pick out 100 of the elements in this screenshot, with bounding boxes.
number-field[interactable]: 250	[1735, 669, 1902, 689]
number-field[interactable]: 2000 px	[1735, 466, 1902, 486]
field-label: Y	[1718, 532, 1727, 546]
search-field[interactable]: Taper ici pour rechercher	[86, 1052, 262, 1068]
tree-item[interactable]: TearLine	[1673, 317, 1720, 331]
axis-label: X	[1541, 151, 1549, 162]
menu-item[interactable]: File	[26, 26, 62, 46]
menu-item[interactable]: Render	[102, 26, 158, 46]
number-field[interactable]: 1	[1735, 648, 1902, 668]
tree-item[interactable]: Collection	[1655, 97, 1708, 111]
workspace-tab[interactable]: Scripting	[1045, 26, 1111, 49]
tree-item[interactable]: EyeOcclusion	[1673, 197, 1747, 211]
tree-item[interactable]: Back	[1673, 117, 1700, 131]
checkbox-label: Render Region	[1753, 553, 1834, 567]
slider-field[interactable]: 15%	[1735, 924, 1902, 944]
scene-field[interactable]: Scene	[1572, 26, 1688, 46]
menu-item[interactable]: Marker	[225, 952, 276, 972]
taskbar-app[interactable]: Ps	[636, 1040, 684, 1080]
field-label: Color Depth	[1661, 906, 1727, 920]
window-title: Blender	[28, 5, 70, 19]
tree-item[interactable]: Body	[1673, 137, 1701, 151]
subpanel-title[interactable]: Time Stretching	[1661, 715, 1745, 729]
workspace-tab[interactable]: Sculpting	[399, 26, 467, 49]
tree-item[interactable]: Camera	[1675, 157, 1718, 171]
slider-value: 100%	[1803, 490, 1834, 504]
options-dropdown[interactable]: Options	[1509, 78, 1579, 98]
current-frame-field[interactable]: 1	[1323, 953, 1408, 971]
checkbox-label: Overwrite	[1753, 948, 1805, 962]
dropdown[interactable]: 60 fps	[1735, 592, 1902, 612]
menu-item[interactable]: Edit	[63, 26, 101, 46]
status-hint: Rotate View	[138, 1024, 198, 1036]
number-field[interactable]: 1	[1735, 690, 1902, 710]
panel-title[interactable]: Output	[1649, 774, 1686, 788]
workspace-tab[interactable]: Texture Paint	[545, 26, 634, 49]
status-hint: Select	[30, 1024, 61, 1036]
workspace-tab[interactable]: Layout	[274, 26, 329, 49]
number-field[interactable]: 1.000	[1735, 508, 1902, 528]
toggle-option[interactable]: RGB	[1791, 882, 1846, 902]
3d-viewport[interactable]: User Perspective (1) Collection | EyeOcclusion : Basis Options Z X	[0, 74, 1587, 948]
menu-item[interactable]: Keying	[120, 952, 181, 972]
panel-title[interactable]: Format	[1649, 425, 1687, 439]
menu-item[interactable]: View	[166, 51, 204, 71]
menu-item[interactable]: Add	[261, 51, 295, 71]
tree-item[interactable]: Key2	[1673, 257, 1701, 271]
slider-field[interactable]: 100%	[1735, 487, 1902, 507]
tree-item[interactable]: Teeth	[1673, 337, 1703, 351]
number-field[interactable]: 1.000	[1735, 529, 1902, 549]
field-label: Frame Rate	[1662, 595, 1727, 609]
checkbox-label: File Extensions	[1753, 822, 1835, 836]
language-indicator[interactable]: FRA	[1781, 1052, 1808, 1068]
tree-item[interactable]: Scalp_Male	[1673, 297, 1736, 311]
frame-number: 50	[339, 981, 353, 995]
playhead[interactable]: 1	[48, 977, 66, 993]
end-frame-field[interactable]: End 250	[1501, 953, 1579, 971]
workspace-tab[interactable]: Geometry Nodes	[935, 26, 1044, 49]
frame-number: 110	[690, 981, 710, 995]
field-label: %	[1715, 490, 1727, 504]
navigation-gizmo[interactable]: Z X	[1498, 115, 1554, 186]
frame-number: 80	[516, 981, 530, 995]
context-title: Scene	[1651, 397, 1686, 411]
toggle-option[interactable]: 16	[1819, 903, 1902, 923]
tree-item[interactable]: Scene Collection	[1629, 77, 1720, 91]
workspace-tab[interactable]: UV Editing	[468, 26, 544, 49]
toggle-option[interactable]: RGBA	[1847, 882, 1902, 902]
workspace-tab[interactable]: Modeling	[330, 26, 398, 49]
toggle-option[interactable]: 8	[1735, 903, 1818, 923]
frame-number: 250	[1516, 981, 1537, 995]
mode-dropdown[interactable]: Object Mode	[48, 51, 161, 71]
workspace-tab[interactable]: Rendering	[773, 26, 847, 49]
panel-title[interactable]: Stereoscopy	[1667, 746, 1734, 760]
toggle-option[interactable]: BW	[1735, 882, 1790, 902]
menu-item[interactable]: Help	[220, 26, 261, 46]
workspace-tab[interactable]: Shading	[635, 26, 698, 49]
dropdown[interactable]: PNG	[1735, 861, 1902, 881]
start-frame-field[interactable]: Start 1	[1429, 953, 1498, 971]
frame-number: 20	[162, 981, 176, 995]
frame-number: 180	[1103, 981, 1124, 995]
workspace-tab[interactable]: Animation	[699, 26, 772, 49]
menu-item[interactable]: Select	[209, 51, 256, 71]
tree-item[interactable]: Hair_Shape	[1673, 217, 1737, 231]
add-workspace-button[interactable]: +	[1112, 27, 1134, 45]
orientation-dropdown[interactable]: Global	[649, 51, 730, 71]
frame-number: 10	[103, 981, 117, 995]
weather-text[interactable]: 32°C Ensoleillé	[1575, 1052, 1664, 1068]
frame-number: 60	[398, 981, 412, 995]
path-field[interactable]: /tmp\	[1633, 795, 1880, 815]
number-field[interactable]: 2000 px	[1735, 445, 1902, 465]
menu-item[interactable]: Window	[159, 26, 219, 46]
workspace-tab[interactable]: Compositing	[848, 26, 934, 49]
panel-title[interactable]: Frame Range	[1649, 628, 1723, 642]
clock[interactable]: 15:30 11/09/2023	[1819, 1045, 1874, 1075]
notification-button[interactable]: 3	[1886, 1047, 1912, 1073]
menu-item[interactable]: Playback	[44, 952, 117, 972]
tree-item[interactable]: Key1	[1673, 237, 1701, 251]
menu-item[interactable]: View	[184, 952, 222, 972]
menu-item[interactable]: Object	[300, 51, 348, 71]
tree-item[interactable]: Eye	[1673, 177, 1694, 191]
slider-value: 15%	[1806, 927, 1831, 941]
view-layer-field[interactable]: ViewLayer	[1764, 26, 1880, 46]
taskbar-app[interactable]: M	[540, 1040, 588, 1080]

_ _ _ _

● **WHAT IS ASKED**:
Count how many lines of the records above contain the word "File", treating uppercase and lowercase as different, and give only that number.

● **EXERCISE OUTPUT**:
2